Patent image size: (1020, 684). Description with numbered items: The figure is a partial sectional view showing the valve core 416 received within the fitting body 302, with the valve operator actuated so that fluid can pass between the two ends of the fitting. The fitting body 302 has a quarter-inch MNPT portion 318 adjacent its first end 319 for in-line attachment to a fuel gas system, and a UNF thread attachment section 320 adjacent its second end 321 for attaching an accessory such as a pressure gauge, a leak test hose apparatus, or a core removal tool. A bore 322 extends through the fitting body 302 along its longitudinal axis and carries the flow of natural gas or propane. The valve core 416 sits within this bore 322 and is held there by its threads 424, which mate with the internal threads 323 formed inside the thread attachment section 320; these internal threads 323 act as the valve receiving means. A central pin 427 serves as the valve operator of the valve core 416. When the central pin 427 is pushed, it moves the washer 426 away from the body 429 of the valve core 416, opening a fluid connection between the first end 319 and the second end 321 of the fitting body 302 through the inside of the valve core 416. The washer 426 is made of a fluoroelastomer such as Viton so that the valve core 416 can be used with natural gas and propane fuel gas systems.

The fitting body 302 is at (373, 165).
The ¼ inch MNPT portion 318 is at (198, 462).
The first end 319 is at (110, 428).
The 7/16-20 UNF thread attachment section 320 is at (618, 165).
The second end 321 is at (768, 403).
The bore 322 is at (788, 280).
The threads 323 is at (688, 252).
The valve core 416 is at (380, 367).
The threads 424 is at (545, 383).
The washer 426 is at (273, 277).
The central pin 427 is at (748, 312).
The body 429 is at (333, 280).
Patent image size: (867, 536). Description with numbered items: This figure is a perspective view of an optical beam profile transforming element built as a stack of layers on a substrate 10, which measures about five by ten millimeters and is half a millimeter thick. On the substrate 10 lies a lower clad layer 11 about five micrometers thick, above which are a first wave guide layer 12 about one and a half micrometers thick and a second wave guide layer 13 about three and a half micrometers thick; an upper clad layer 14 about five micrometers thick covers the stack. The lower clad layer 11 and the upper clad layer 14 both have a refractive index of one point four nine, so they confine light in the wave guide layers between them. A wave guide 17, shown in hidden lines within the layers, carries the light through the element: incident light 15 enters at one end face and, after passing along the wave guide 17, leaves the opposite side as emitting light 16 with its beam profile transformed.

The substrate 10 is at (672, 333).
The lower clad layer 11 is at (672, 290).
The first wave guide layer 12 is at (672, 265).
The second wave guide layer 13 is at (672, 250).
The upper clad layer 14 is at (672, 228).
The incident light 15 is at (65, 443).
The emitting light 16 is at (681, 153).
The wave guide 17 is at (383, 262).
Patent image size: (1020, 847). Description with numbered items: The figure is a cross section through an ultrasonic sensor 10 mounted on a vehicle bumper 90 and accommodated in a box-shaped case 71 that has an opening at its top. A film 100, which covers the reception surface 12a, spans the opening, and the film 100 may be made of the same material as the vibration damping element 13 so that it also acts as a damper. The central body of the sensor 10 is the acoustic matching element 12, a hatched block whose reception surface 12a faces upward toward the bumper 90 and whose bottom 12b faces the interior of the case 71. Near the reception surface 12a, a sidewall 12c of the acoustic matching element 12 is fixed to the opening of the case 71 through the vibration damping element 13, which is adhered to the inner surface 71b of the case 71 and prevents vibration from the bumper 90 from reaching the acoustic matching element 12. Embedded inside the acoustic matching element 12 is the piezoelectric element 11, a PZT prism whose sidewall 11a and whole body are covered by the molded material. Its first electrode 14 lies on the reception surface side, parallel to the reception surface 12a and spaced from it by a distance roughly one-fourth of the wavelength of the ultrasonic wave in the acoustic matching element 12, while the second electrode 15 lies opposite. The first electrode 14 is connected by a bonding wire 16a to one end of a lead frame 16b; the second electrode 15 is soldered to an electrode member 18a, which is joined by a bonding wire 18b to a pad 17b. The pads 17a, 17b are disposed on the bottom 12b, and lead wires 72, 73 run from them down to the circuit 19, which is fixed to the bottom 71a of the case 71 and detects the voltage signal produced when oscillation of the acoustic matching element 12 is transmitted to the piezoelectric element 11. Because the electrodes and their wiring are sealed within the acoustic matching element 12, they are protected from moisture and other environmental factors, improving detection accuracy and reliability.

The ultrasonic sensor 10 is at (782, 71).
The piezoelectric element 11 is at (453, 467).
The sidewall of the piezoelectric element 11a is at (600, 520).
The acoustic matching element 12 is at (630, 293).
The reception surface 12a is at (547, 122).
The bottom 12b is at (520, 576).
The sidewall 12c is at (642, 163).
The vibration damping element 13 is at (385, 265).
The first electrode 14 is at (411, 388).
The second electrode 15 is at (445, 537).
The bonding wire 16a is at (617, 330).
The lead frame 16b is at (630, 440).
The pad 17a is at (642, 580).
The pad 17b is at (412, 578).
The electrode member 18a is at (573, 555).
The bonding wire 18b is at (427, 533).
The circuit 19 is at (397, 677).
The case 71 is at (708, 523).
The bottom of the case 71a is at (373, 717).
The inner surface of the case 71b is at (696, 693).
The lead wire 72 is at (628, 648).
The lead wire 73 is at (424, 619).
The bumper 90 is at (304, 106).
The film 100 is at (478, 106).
====
**Your goal**. Convert every non-blank line of the items above into a Markdown table with two columns, Row and Line. Number the rows in order.

**Exercise solution**.
| Row | Line |
|---|---|
| 1 | Patent image size: (1020, 684). Description with numbered items: The figure is a partial sectional view showing the valve core 416 received within the fitting body 302, with the valve operator actuated so that fluid can pass between the two ends of the fitting. The fitting body 302 has a quarter-inch MNPT portion 318 adjacent its first end 319 for in-line attachment to a fuel gas system, and a UNF thread attachment section 320 adjacent its second end 321 for attaching an accessory such as a pressure gauge, a leak test hose apparatus, or a core removal tool. A bore 322 extends through the fitting body 302 along its longitudinal axis and carries the flow of natural gas or propane. The valve core 416 sits within this bore 322 and is held there by its threads 424, which mate with the internal threads 323 formed inside the thread attachment section 320; these internal threads 323 act as the valve receiving means. A central pin 427 serves as the valve operator of the valve core 416. When the central pin 427 is pushed, it moves the washer 426 away from the body 429 of the valve core 416, opening a fluid connection between the first end 319 and the second end 321 of the fitting body 302 through the inside of the valve core 416. The washer 426 is made of a fluoroelastomer such as Viton so that the valve core 416 can be used with natural gas and propane fuel gas systems. |
| 2 | The fitting body 302 is at (373, 165). |
| 3 | The ¼ inch MNPT portion 318 is at (198, 462). |
| 4 | The first end 319 is at (110, 428). |
| 5 | The 7/16-20 UNF thread attachment section 320 is at (618, 165). |
| 6 | The second end 321 is at (768, 403). |
| 7 | The bore 322 is at (788, 280). |
| 8 | The threads 323 is at (688, 252). |
| 9 | The valve core 416 is at (380, 367). |
| 10 | The threads 424 is at (545, 383). |
| 11 | The washer 426 is at (273, 277). |
| 12 | The central pin 427 is at (748, 312). |
| 13 | The body 429 is at (333, 280). |
| 14 | Patent image size: (867, 536). Description with numbered items: This figure is a perspective view of an optical beam profile transforming element built as a stack of layers on a substrate 10, which measures about five by ten millimeters and is half a millimeter thick. On the substrate 10 lies a lower clad layer 11 about five micrometers thick, above which are a first wave guide layer 12 about one and a half micrometers thick and a second wave guide layer 13 about three and a half micrometers thick; an upper clad layer 14 about five micrometers thick covers the stack. The lower clad layer 11 and the upper clad layer 14 both have a refractive index of one point four nine, so they confine light in the wave guide layers between them. A wave guide 17, shown in hidden lines within the layers, carries the light through the element: incident light 15 enters at one end face and, after passing along the wave guide 17, leaves the opposite side as emitting light 16 with its beam profile transformed. |
| 15 | The substrate 10 is at (672, 333). |
| 16 | The lower clad layer 11 is at (672, 290). |
| 17 | The first wave guide layer 12 is at (672, 265). |
| 18 | The second wave guide layer 13 is at (672, 250). |
| 19 | The upper clad layer 14 is at (672, 228). |
| 20 | The incident light 15 is at (65, 443). |
| 21 | The emitting light 16 is at (681, 153). |
| 22 | The wave guide 17 is at (383, 262). |
| 23 | Patent image size: (1020, 847). Description with numbered items: The figure is a cross section through an ultrasonic sensor 10 mounted on a vehicle bumper 90 and accommodated in a box-shaped case 71 that has an opening at its top. A film 100, which covers the reception surface 12a, spans the opening, and the film 100 may be made of the same material as the vibration damping element 13 so that it also acts as a damper. The central body of the sensor 10 is the acoustic matching element 12, a hatched block whose reception surface 12a faces upward toward the bumper 90 and whose bottom 12b faces the interior of the case 71. Near the reception surface 12a, a sidewall 12c of the acoustic matching element 12 is fixed to the opening of the case 71 through the vibration damping element 13, which is adhered to the inner surface 71b of the case 71 and prevents vibration from the bumper 90 from reaching the acoustic matching element 12. Embedded inside the acoustic matching element 12 is the piezoelectric element 11, a PZT prism whose sidewall 11a and whole body are covered by the molded material. Its first electrode 14 lies on the reception surface side, parallel to the reception surface 12a and spaced from it by a distance roughly one-fourth of the wavelength of the ultrasonic wave in the acoustic matching element 12, while the second electrode 15 lies opposite. The first electrode 14 is connected by a bonding wire 16a to one end of a lead frame 16b; the second electrode 15 is soldered to an electrode member 18a, which is joined by a bonding wire 18b to a pad 17b. The pads 17a, 17b are disposed on the bottom 12b, and lead wires 72, 73 run from them down to the circuit 19, which is fixed to the bottom 71a of the case 71 and detects the voltage signal produced when oscillation of the acoustic matching element 12 is transmitted to the piezoelectric element 11. Because the electrodes and their wiring are sealed within the acoustic matching element 12, they are protected from moisture and other environmental factors, improving detection accuracy and reliability. |
| 24 | The ultrasonic sensor 10 is at (782, 71). |
| 25 | The piezoelectric element 11 is at (453, 467). |
| 26 | The sidewall of the piezoelectric element 11a is at (600, 520). |
| 27 | The acoustic matching element 12 is at (630, 293). |
| 28 | The reception surface 12a is at (547, 122). |
| 29 | The bottom 12b is at (520, 576). |
| 30 | The sidewall 12c is at (642, 163). |
| 31 | The vibration damping element 13 is at (385, 265). |
| 32 | The first electrode 14 is at (411, 388). |
| 33 | The second electrode 15 is at (445, 537). |
| 34 | The bonding wire 16a is at (617, 330). |
| 35 | The lead frame 16b is at (630, 440). |
| 36 | The pad 17a is at (642, 580). |
| 37 | The pad 17b is at (412, 578). |
| 38 | The electrode member 18a is at (573, 555). |
| 39 | The bonding wire 18b is at (427, 533). |
| 40 | The circuit 19 is at (397, 677). |
| 41 | The case 71 is at (708, 523). |
| 42 | The bottom of the case 71a is at (373, 717). |
| 43 | The inner surface of the case 71b is at (696, 693). |
| 44 | The lead wire 72 is at (628, 648). |
| 45 | The lead wire 73 is at (424, 619). |
| 46 | The bumper 90 is at (304, 106). |
| 47 | The film 100 is at (478, 106). |